Find all lines in the records that include the word "news", and copy them out.

Records provided:

-- BEGIN --

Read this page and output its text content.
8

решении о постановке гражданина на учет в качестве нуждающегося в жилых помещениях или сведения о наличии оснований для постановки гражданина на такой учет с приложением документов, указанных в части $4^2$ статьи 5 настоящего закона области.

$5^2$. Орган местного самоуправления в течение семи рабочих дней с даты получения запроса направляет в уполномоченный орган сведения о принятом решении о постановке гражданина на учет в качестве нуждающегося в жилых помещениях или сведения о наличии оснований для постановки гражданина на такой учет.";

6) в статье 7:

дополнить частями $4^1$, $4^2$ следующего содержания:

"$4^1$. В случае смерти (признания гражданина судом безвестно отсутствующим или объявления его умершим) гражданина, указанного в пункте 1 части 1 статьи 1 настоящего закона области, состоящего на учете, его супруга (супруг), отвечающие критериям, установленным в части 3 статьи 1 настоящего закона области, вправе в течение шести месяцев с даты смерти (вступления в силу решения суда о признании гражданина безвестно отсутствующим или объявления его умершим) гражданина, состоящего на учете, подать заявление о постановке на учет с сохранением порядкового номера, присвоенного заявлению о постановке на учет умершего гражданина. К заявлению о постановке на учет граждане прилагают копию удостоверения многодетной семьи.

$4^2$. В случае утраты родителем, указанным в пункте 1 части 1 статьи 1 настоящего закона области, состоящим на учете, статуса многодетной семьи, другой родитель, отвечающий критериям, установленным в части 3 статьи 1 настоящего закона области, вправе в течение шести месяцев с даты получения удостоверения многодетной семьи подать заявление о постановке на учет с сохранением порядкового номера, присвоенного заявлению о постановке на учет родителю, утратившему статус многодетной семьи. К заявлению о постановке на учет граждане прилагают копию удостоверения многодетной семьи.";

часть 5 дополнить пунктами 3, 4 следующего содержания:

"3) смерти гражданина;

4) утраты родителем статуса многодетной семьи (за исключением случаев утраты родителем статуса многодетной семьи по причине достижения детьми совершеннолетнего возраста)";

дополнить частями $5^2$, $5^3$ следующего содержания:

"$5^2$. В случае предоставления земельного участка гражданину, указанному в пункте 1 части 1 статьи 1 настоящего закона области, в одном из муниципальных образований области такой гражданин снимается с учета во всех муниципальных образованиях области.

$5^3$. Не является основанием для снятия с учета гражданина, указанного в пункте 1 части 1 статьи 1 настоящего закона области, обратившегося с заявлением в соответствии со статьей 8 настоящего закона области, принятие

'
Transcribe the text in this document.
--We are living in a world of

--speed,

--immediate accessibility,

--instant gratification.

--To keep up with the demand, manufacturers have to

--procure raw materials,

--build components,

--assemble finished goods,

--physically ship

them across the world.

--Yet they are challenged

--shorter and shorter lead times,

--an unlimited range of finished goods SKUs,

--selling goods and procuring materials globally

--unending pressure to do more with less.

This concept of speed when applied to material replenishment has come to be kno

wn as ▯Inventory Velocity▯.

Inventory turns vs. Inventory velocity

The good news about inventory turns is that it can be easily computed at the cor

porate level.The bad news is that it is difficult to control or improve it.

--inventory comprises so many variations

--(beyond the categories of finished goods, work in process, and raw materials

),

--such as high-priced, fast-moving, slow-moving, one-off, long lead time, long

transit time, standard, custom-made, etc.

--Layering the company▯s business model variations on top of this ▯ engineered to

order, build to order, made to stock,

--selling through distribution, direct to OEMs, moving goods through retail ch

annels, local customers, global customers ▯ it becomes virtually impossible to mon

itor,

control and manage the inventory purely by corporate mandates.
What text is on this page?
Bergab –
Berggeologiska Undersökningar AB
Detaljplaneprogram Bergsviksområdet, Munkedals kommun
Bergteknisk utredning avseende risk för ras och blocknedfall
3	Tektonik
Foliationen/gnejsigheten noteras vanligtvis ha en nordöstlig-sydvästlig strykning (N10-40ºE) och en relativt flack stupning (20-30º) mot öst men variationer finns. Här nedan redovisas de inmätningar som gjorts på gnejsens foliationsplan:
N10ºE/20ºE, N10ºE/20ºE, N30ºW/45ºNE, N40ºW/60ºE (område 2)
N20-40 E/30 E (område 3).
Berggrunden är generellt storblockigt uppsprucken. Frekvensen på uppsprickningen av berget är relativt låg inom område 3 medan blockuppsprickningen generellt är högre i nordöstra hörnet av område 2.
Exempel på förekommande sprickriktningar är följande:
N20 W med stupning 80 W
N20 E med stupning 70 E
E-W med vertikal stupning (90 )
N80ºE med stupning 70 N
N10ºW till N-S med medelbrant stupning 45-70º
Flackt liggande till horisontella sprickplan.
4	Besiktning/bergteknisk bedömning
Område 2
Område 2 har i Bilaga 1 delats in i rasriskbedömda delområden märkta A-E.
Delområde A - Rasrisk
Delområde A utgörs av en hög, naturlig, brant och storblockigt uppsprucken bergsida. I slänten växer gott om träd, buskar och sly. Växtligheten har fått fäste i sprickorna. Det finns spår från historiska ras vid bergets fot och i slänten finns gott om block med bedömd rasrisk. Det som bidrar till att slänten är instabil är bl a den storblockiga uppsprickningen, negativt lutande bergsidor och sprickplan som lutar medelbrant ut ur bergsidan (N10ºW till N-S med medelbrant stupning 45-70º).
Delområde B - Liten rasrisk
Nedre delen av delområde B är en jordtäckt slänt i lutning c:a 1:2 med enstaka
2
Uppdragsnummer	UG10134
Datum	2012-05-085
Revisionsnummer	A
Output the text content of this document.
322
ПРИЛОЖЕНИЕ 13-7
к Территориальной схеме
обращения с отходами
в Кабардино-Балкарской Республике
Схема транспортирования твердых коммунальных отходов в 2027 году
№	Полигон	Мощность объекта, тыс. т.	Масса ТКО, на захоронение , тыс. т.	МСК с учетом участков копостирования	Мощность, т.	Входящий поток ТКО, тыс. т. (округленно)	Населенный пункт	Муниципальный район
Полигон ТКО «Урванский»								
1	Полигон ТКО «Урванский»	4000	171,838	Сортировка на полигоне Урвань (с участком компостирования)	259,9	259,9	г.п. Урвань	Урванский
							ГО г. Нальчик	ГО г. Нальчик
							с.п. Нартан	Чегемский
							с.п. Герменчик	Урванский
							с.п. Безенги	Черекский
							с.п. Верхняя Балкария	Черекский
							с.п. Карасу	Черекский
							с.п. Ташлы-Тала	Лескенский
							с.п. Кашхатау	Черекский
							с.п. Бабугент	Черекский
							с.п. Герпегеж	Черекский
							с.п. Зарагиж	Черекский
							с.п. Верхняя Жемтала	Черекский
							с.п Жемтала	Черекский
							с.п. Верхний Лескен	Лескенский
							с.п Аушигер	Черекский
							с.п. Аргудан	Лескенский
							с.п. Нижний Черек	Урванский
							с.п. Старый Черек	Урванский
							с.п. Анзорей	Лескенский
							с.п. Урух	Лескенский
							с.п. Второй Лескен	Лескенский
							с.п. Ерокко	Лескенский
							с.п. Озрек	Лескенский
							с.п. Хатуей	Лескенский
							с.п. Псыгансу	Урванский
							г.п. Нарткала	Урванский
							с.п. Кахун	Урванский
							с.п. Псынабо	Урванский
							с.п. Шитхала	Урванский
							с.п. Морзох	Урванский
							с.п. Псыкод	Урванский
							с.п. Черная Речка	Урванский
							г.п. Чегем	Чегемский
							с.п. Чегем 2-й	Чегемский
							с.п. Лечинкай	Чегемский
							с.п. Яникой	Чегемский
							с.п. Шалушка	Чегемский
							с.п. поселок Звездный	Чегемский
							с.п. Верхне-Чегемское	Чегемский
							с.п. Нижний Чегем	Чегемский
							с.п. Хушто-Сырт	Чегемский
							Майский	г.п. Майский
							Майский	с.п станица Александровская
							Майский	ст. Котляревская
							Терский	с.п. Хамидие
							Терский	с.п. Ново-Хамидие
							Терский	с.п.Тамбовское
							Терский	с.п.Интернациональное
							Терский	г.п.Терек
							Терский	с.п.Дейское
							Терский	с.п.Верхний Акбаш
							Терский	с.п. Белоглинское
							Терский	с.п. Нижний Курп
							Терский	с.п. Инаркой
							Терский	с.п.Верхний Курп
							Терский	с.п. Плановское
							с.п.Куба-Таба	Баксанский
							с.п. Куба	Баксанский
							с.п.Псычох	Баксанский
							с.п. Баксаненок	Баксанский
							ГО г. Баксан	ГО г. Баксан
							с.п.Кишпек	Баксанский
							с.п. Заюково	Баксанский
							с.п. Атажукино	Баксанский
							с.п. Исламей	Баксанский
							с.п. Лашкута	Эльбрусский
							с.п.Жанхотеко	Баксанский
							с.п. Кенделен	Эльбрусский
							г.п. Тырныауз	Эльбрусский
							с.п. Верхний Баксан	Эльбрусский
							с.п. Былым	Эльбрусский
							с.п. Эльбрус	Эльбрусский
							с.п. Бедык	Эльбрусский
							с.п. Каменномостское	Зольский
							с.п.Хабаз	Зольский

-- END --

Written solution:
The good news about inventory turns is that it can be easily computed at the cor
porate level.The bad news is that it is difficult to control or improve it.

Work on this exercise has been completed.